* WHAT NEEDS TO BE DONE *
No images are to be carried over; print all other material exactly as it stands.

━━ TASK INPUT ━━

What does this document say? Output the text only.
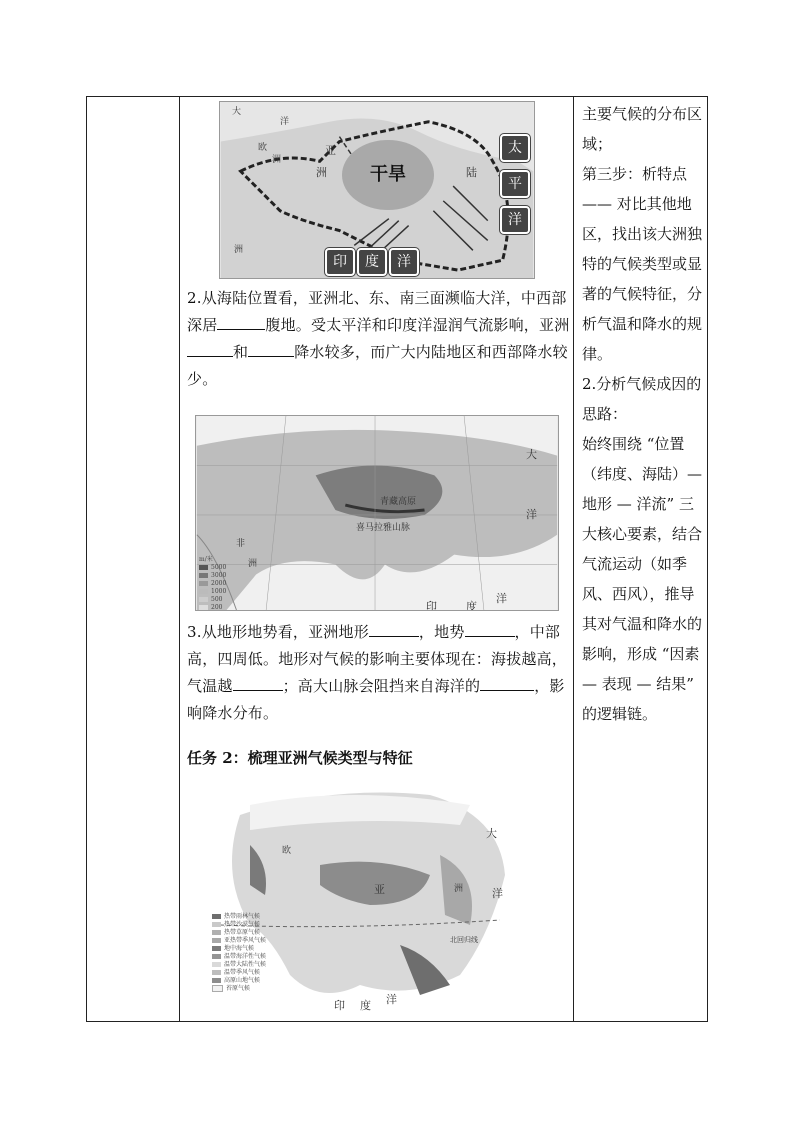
干旱
太
平
洋
印	度	洋
大
洋
亚
洲
欧
洲
陆
洲
2.从海陆位置看，亚洲北、东、南三面濒临大洋，中西部深居	腹地。受太平洋和印度洋湿润气流影响，亚洲和	降水较多，而广大内陆地区和西部降水较少。
青藏高原
喜马拉雅山脉
非
洲
大
洋
印	度
洋
m/米
5000
3000
2000
1000
500
200
3.从地形地势看，亚洲地形	，地势	，中部高，四周低。地形对气候的影响主要体现在：海拔越高，气温越	；高大山脉会阻挡来自海洋的	，影响降水分布。
任务 2：梳理亚洲气候类型与特征
欧
亚	洲
大
洋
北回归线
印 度 洋
热带雨林气候
热带沙漠气候
热带草原气候
亚热带季风气候
地中海气候
温带海洋性气候
温带大陆性气候
温带季风气候
高原山地气候
苔原气候

主要气候的分布区域；

第三步：析特点 —— 对比其他地区，找出该大洲独特的气候类型或显著的气候特征，分析气温和降水的规律。

2.分析气候成因的思路：

始终围绕 “位置（纬度、海陆）— 地形 — 洋流” 三大核心要素，结合气流运动（如季风、西风），推导其对气温和降水的影响，形成 “因素 — 表现 — 结果” 的逻辑链。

━━━

* IN RESPONSE *
What does this document say? Output the text only.
干旱
太
平
洋
印	度	洋
大
洋
亚
洲
欧
洲
陆
洲
2.从海陆位置看，亚洲北、东、南三面濒临大洋，中西部深居	腹地。受太平洋和印度洋湿润气流影响，亚洲和	降水较多，而广大内陆地区和西部降水较少。
青藏高原
喜马拉雅山脉
非
洲
大
洋
印	度
洋
m/米
5000
3000
2000
1000
500
200
3.从地形地势看，亚洲地形	，地势	，中部高，四周低。地形对气候的影响主要体现在：海拔越高，气温越	；高大山脉会阻挡来自海洋的	，影响降水分布。
任务 2：梳理亚洲气候类型与特征
欧
亚	洲
大
洋
北回归线
印 度 洋
热带雨林气候
热带沙漠气候
热带草原气候
亚热带季风气候
地中海气候
温带海洋性气候
温带大陆性气候
温带季风气候
高原山地气候
苔原气候

主要气候的分布区域；

第三步：析特点 —— 对比其他地区，找出该大洲独特的气候类型或显著的气候特征，分析气温和降水的规律。

2.分析气候成因的思路：

始终围绕 “位置（纬度、海陆）— 地形 — 洋流” 三大核心要素，结合气流运动（如季风、西风），推导其对气温和降水的影响，形成 “因素 — 表现 — 结果” 的逻辑链。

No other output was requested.